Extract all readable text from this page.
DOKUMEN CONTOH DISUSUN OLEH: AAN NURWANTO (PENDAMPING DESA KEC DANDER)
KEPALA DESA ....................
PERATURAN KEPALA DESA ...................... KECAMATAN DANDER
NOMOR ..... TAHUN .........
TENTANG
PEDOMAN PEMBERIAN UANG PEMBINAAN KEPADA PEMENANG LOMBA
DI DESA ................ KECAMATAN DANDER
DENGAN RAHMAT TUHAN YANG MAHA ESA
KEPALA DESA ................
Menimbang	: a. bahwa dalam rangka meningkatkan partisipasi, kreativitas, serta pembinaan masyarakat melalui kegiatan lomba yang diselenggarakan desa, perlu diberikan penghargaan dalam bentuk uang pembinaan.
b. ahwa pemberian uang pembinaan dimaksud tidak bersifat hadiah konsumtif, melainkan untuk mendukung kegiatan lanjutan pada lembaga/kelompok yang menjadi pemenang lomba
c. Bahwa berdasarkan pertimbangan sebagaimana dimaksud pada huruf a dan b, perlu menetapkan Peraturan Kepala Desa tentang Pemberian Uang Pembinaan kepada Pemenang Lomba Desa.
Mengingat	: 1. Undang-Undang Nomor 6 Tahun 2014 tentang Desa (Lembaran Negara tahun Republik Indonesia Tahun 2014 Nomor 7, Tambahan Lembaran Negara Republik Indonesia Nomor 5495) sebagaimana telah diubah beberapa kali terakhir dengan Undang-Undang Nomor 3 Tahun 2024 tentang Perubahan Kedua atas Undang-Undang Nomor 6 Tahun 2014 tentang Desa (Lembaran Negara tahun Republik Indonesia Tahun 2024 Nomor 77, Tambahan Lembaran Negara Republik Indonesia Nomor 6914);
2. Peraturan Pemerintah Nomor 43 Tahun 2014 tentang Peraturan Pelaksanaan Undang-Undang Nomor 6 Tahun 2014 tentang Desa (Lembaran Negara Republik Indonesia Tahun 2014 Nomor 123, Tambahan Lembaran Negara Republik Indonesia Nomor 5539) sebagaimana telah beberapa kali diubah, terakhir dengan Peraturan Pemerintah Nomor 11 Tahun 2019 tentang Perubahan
---
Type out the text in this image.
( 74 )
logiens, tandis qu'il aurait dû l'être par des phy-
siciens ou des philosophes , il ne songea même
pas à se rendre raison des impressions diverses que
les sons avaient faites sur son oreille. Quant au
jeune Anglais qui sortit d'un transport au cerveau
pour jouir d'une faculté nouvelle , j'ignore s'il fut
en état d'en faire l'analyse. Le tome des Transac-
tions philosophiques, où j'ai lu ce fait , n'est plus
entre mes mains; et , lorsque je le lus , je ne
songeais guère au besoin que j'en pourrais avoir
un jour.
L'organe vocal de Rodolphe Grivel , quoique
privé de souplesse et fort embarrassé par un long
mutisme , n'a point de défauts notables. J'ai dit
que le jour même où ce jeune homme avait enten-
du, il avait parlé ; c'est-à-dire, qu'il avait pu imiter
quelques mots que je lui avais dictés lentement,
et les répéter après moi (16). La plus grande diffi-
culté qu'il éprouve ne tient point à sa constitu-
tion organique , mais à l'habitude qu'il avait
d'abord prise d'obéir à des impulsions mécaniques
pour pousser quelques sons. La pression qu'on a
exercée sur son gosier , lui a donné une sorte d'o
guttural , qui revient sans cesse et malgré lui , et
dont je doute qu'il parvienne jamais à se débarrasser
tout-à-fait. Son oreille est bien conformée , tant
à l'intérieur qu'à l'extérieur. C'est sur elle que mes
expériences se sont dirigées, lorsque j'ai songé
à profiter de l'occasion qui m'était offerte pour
---
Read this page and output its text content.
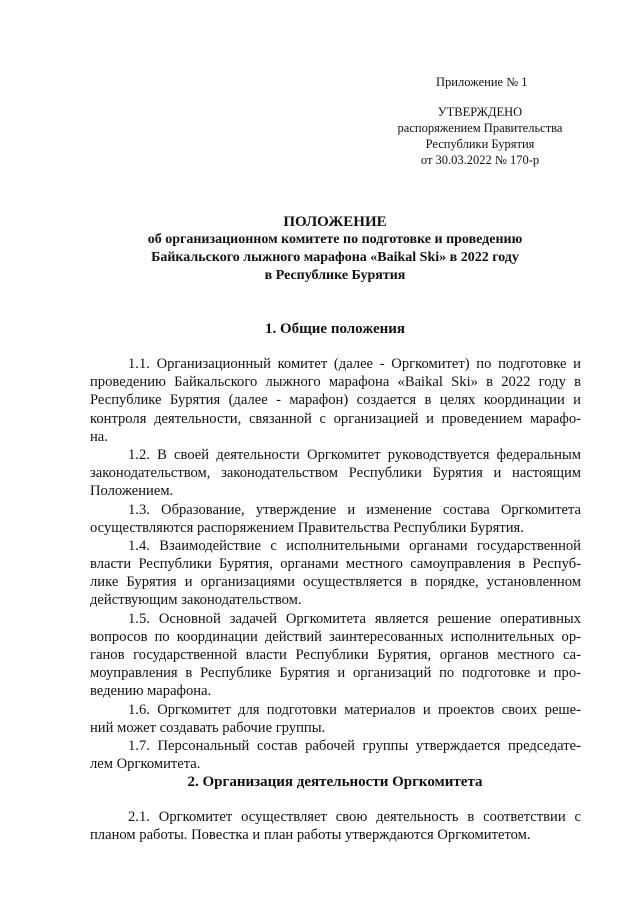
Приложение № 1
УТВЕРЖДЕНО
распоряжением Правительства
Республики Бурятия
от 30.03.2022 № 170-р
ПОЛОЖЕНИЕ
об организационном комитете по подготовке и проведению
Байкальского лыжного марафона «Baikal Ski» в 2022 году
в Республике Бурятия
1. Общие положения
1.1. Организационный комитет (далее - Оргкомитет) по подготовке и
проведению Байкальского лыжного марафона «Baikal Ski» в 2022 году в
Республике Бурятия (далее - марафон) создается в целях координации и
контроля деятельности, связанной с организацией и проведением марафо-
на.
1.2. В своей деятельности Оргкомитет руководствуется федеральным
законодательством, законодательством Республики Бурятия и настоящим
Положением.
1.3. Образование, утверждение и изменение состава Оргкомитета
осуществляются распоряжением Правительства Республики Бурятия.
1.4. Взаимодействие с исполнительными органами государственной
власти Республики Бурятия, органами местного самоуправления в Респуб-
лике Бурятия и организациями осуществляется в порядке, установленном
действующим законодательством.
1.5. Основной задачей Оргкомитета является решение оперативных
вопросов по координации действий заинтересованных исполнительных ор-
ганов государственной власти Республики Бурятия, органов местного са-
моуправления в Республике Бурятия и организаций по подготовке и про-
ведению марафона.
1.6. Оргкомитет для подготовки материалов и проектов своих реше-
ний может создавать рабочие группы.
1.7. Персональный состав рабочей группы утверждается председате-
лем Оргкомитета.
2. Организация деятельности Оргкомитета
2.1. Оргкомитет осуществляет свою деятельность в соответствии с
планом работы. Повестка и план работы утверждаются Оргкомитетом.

◆ **Exercise description**:
Work out the count of lines containing the word "kegiatan", then write only that count.

◆ **Output of the exercise**:
2